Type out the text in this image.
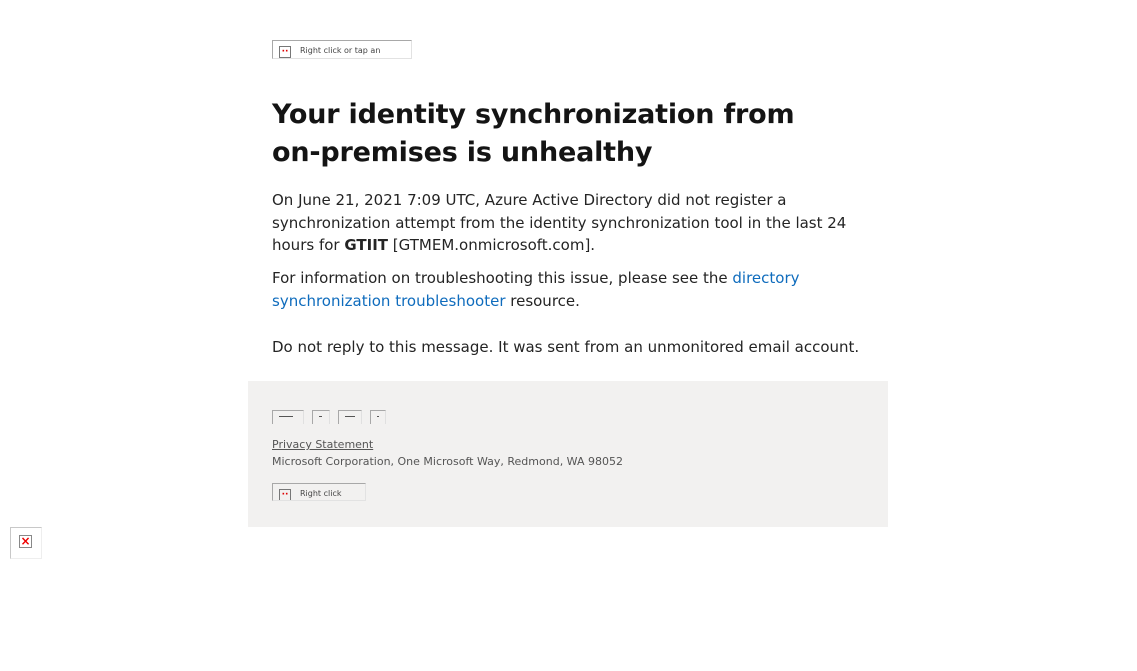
··	Right click or tap an
Your identity synchronization from on-premises is unhealthy

On June 21, 2021 7:09 UTC, Azure Active Directory did not register a synchronization attempt from the identity synchronization tool in the last 24 hours for GTIIT [GTMEM.onmicrosoft.com].

For information on troubleshooting this issue, please see the directory synchronization troubleshooter resource.

Do not reply to this message. It was sent from an unmonitored email account.

Privacy Statement
Microsoft Corporation, One Microsoft Way, Redmond, WA 98052
··	Right click
×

▬▬▬

Retype the whole listing, keeping every line identical and omitting all pictures.

▶ _COMPLETE OUTPUT_:
Type out the text in this image.
··	Right click or tap an
Your identity synchronization from on-premises is unhealthy

On June 21, 2021 7:09 UTC, Azure Active Directory did not register a synchronization attempt from the identity synchronization tool in the last 24 hours for GTIIT [GTMEM.onmicrosoft.com].

For information on troubleshooting this issue, please see the directory synchronization troubleshooter resource.

Do not reply to this message. It was sent from an unmonitored email account.

Privacy Statement
Microsoft Corporation, One Microsoft Way, Redmond, WA 98052
··	Right click
×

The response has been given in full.